**Supplied material**
--- start ---

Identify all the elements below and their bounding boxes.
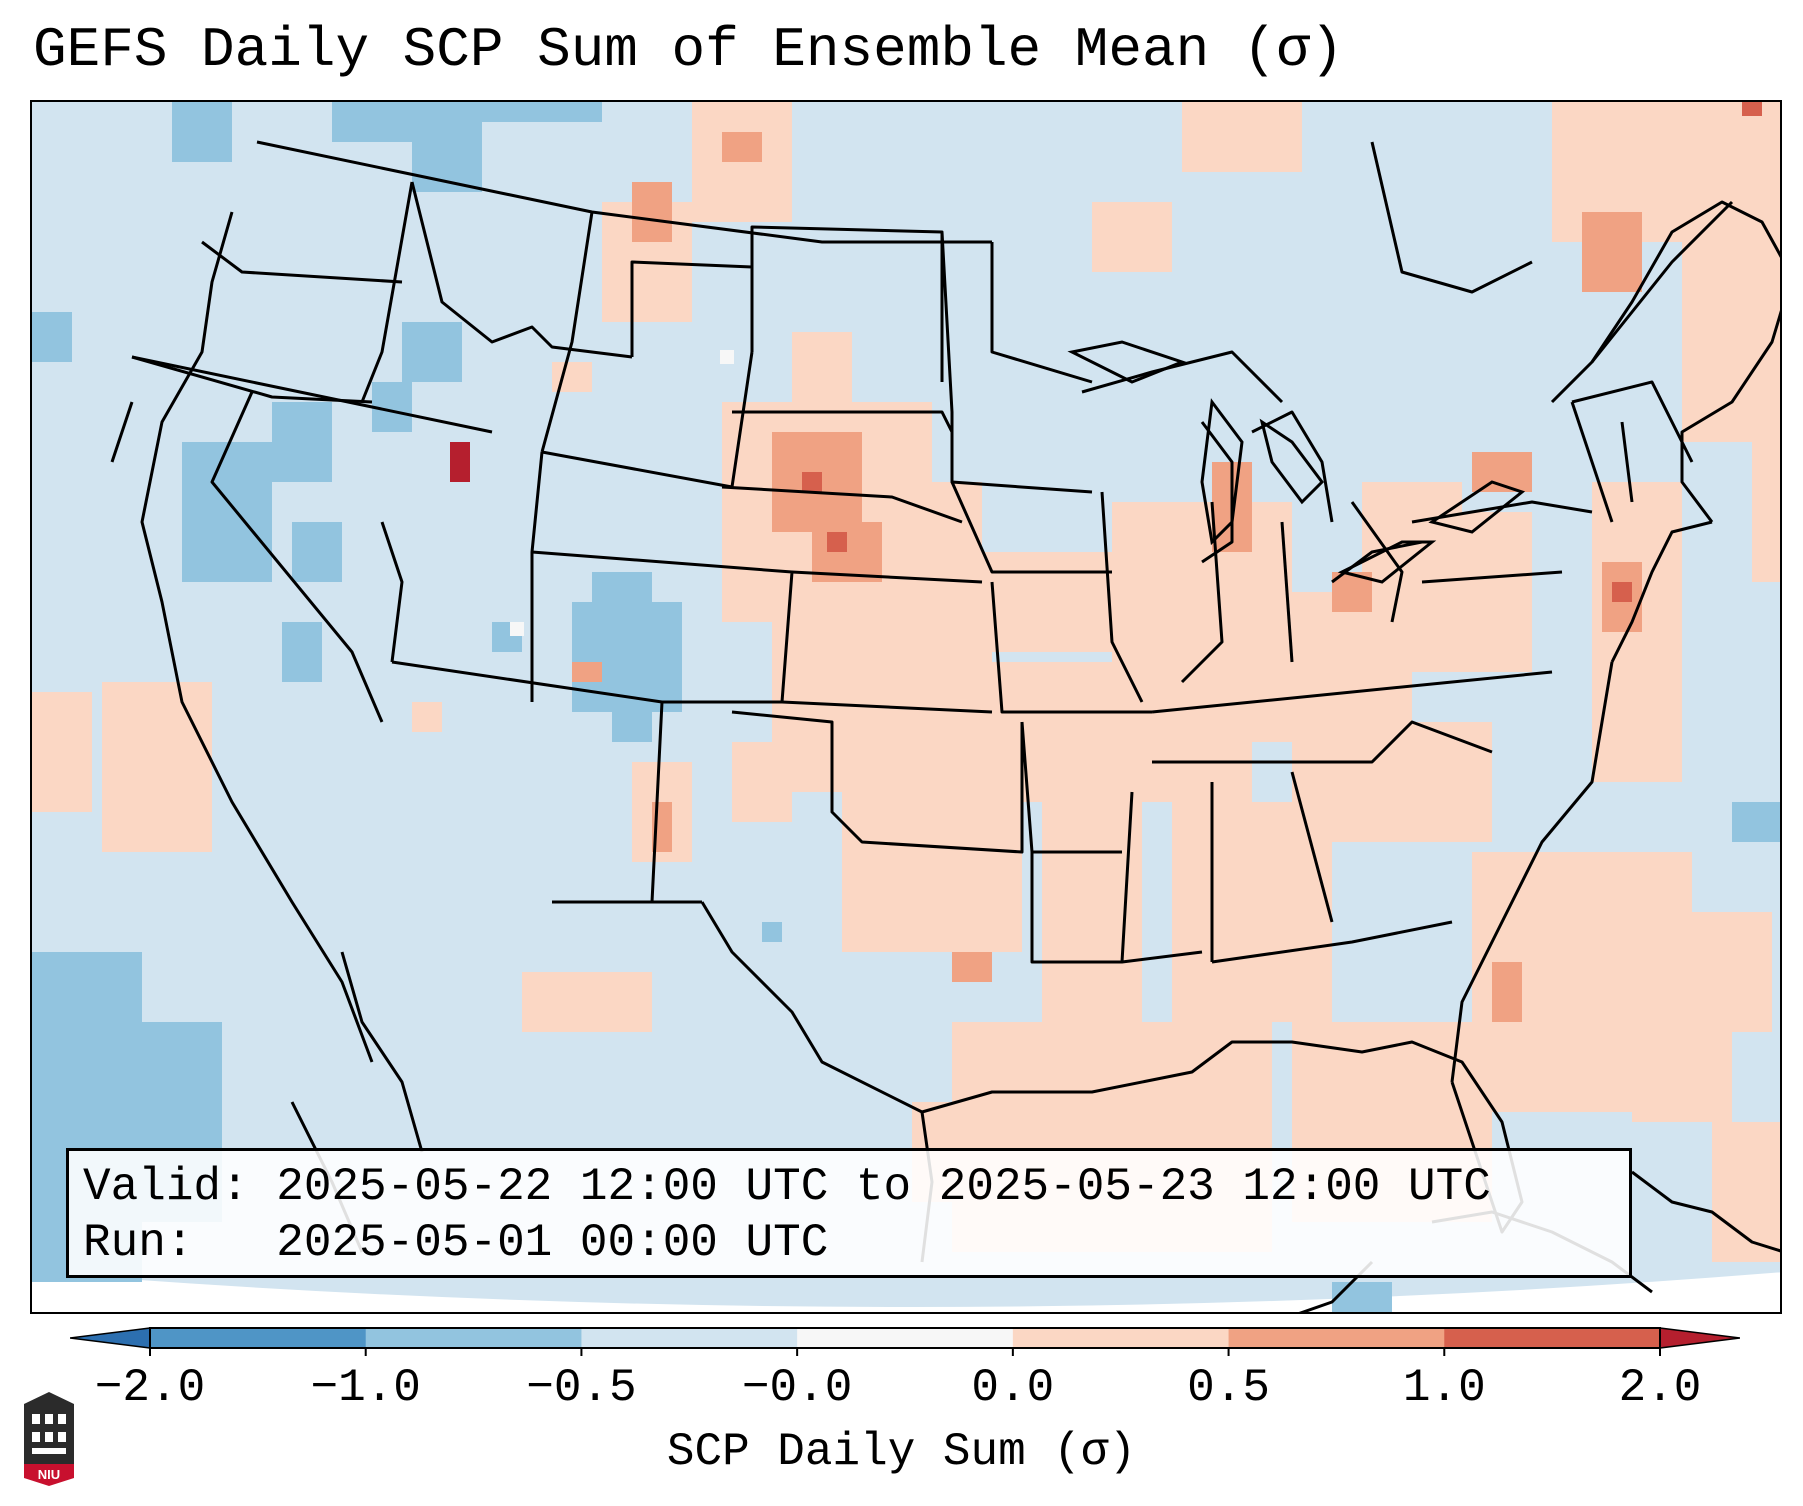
colorbar-tick-label: 1.0 [1402, 1362, 1486, 1414]
colorbar-segment [1444, 1328, 1661, 1348]
colorbar-segment [150, 1328, 367, 1348]
colorbar-under-triangle [70, 1327, 151, 1349]
state-boundaries [110, 140, 1734, 1114]
colorbar-outline [149, 1327, 1661, 1349]
run-time-line: Run: 2025-05-01 00:00 UTC [83, 1217, 829, 1269]
colorbar-tick-label: 0.0 [971, 1362, 1055, 1414]
strong-positive-cells [802, 102, 1762, 602]
validity-info-box: Valid: 2025-05-22 12:00 UTC to 2025-05-2… [66, 1148, 1632, 1278]
colorbar-over-triangle [1659, 1327, 1740, 1349]
great-lakes [1067, 340, 1526, 584]
map-canvas [32, 102, 1780, 1312]
colorbar-segment [365, 1328, 582, 1348]
colorbar-tick-label: −0.0 [741, 1362, 853, 1414]
logo-text: NIU [38, 1467, 60, 1482]
valid-time-line: Valid: 2025-05-22 12:00 UTC to 2025-05-2… [83, 1161, 1491, 1213]
colorbar-tick-label: 2.0 [1618, 1362, 1702, 1414]
colorbar-segment [581, 1328, 798, 1348]
niu-logo: NIU [24, 1392, 74, 1486]
map-panel [30, 100, 1782, 1314]
colorbar-segment [1228, 1328, 1445, 1348]
colorbar-tick-label: −1.0 [310, 1362, 421, 1414]
colorbar-label: SCP Daily Sum (σ) [666, 1426, 1137, 1478]
colorbar-tick-label: −0.5 [526, 1362, 637, 1414]
colorbar-tick-label: −2.0 [94, 1362, 206, 1414]
colorbar-segment [797, 1328, 1014, 1348]
extreme-positive-cells [450, 442, 470, 482]
colorbar-tick-label: 0.5 [1187, 1362, 1270, 1414]
neutral-cells [510, 350, 734, 636]
colorbar-segment [1012, 1328, 1230, 1348]
chart-title: GEFS Daily SCP Sum of Ensemble Mean (σ) [33, 18, 1344, 82]
colorbar [70, 1327, 1740, 1356]
negative-anomaly-regions [32, 102, 1780, 1312]
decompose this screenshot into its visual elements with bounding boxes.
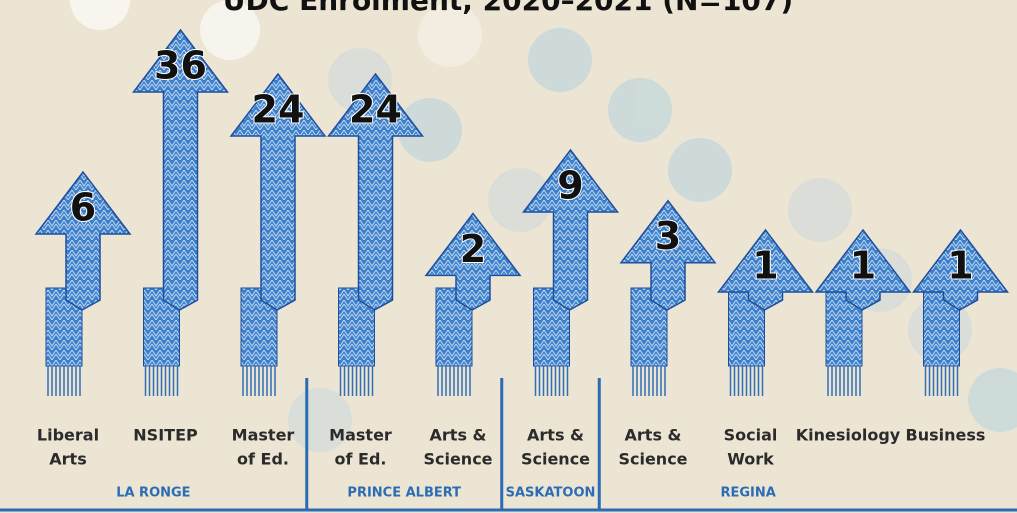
value-label: 2 (460, 227, 486, 271)
category-label: of Ed. (335, 450, 387, 469)
value-label: 24 (252, 88, 305, 132)
category-label: Master (329, 426, 392, 445)
value-label: 1 (947, 244, 973, 288)
arrow-shaft (229, 72, 327, 311)
category-label: Social (724, 426, 778, 445)
category-label: Arts & (430, 426, 487, 445)
arrow (911, 228, 1010, 396)
value-label: 1 (752, 244, 778, 288)
arrow-shaft (326, 72, 425, 311)
arrow-shaft (716, 228, 815, 311)
arrow-shaft (521, 148, 620, 311)
value-label: 24 (349, 88, 402, 132)
value-label: 3 (655, 214, 681, 258)
arrow-shaft (619, 199, 717, 311)
category-label: Kinesiology (796, 426, 901, 445)
category-label: Science (423, 450, 492, 469)
category-label: Master (232, 426, 295, 445)
chart-title: UDC Enrolment, 2020–2021 (N=107) (223, 0, 793, 17)
arrow (34, 170, 132, 396)
arrow-shaft (911, 228, 1010, 311)
category-label: Work (727, 450, 774, 469)
arrow-shaft (131, 28, 230, 311)
group-label: PRINCE ALBERT (347, 486, 461, 501)
category-label: Arts & (527, 426, 584, 445)
value-label: 1 (850, 244, 876, 288)
value-label: 36 (154, 44, 207, 88)
arrow (229, 72, 327, 396)
category-label: Science (618, 450, 687, 469)
group-label: SASKATOON (506, 486, 596, 501)
category-label: Arts & (625, 426, 682, 445)
arrow-shaft (424, 212, 522, 311)
value-label: 6 (70, 186, 96, 230)
arrow (814, 228, 912, 396)
arrow (326, 72, 425, 396)
category-label: Business (906, 426, 986, 445)
group-label: LA RONGE (116, 486, 190, 501)
category-label: Science (521, 450, 590, 469)
category-label: Arts (49, 450, 86, 469)
category-label: Liberal (37, 426, 99, 445)
arrow (521, 148, 620, 396)
arrow-shaft (34, 170, 132, 311)
arrow (131, 28, 230, 396)
category-label: NSITEP (133, 426, 198, 445)
arrow (424, 212, 522, 396)
arrow-shaft (814, 228, 912, 311)
category-label: of Ed. (237, 450, 289, 469)
arrow (716, 228, 815, 396)
value-label: 9 (557, 164, 583, 208)
group-label: REGINA (720, 486, 775, 501)
arrow (619, 199, 717, 396)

--- end ---

Reproduce all of the material above verbatim, line for line, omitting both pictures.

Identify all the elements below and their bounding boxes.
colorbar-tick-label: 1.0 [1402, 1362, 1486, 1414]
colorbar-segment [1444, 1328, 1661, 1348]
colorbar-segment [150, 1328, 367, 1348]
colorbar-under-triangle [70, 1327, 151, 1349]
state-boundaries [110, 140, 1734, 1114]
colorbar-outline [149, 1327, 1661, 1349]
run-time-line: Run: 2025-05-01 00:00 UTC [83, 1217, 829, 1269]
colorbar-tick-label: 0.0 [971, 1362, 1055, 1414]
strong-positive-cells [802, 102, 1762, 602]
validity-info-box: Valid: 2025-05-22 12:00 UTC to 2025-05-2… [66, 1148, 1632, 1278]
colorbar-over-triangle [1659, 1327, 1740, 1349]
great-lakes [1067, 340, 1526, 584]
map-canvas [32, 102, 1780, 1312]
colorbar-segment [365, 1328, 582, 1348]
colorbar-tick-label: −0.0 [741, 1362, 853, 1414]
logo-text: NIU [38, 1467, 60, 1482]
valid-time-line: Valid: 2025-05-22 12:00 UTC to 2025-05-2… [83, 1161, 1491, 1213]
colorbar-tick-label: 2.0 [1618, 1362, 1702, 1414]
colorbar-segment [581, 1328, 798, 1348]
niu-logo: NIU [24, 1392, 74, 1486]
map-panel [30, 100, 1782, 1314]
colorbar-segment [1228, 1328, 1445, 1348]
colorbar-tick-label: −1.0 [310, 1362, 421, 1414]
colorbar-label: SCP Daily Sum (σ) [666, 1426, 1137, 1478]
colorbar-tick-label: −0.5 [526, 1362, 637, 1414]
colorbar-tick-label: −2.0 [94, 1362, 206, 1414]
colorbar-segment [797, 1328, 1014, 1348]
extreme-positive-cells [450, 442, 470, 482]
colorbar-tick-label: 0.5 [1187, 1362, 1270, 1414]
neutral-cells [510, 350, 734, 636]
colorbar-segment [1012, 1328, 1230, 1348]
chart-title: GEFS Daily SCP Sum of Ensemble Mean (σ) [33, 18, 1344, 82]
colorbar [70, 1327, 1740, 1356]
negative-anomaly-regions [32, 102, 1780, 1312]
decompose this screenshot into its visual elements with bounding boxes.
value-label: 2 (460, 227, 486, 271)
category-label: of Ed. (335, 450, 387, 469)
value-label: 24 (252, 88, 305, 132)
category-label: Master (329, 426, 392, 445)
value-label: 1 (947, 244, 973, 288)
arrow-shaft (229, 72, 327, 311)
category-label: Social (724, 426, 778, 445)
category-label: Arts & (430, 426, 487, 445)
arrow (911, 228, 1010, 396)
value-label: 1 (752, 244, 778, 288)
arrow-shaft (326, 72, 425, 311)
arrow-shaft (716, 228, 815, 311)
arrow-shaft (521, 148, 620, 311)
value-label: 24 (349, 88, 402, 132)
value-label: 3 (655, 214, 681, 258)
arrow-shaft (619, 199, 717, 311)
category-label: Kinesiology (796, 426, 901, 445)
category-label: Science (423, 450, 492, 469)
category-label: Master (232, 426, 295, 445)
chart-title: UDC Enrolment, 2020–2021 (N=107) (223, 0, 793, 17)
arrow (34, 170, 132, 396)
arrow-shaft (911, 228, 1010, 311)
category-label: Work (727, 450, 774, 469)
arrow-shaft (131, 28, 230, 311)
group-label: PRINCE ALBERT (347, 486, 461, 501)
category-label: Arts & (527, 426, 584, 445)
value-label: 1 (850, 244, 876, 288)
value-label: 36 (154, 44, 207, 88)
arrow (229, 72, 327, 396)
category-label: Science (618, 450, 687, 469)
group-label: SASKATOON (506, 486, 596, 501)
category-label: Arts & (625, 426, 682, 445)
arrow-shaft (424, 212, 522, 311)
value-label: 6 (70, 186, 96, 230)
arrow (814, 228, 912, 396)
arrow (326, 72, 425, 396)
category-label: Business (906, 426, 986, 445)
group-label: LA RONGE (116, 486, 190, 501)
category-label: Science (521, 450, 590, 469)
category-label: Arts (49, 450, 86, 469)
category-label: Liberal (37, 426, 99, 445)
arrow (521, 148, 620, 396)
arrow-shaft (34, 170, 132, 311)
arrow (131, 28, 230, 396)
category-label: NSITEP (133, 426, 198, 445)
arrow (424, 212, 522, 396)
arrow-shaft (814, 228, 912, 311)
category-label: of Ed. (237, 450, 289, 469)
arrow (716, 228, 815, 396)
value-label: 9 (557, 164, 583, 208)
group-label: REGINA (720, 486, 775, 501)
arrow (619, 199, 717, 396)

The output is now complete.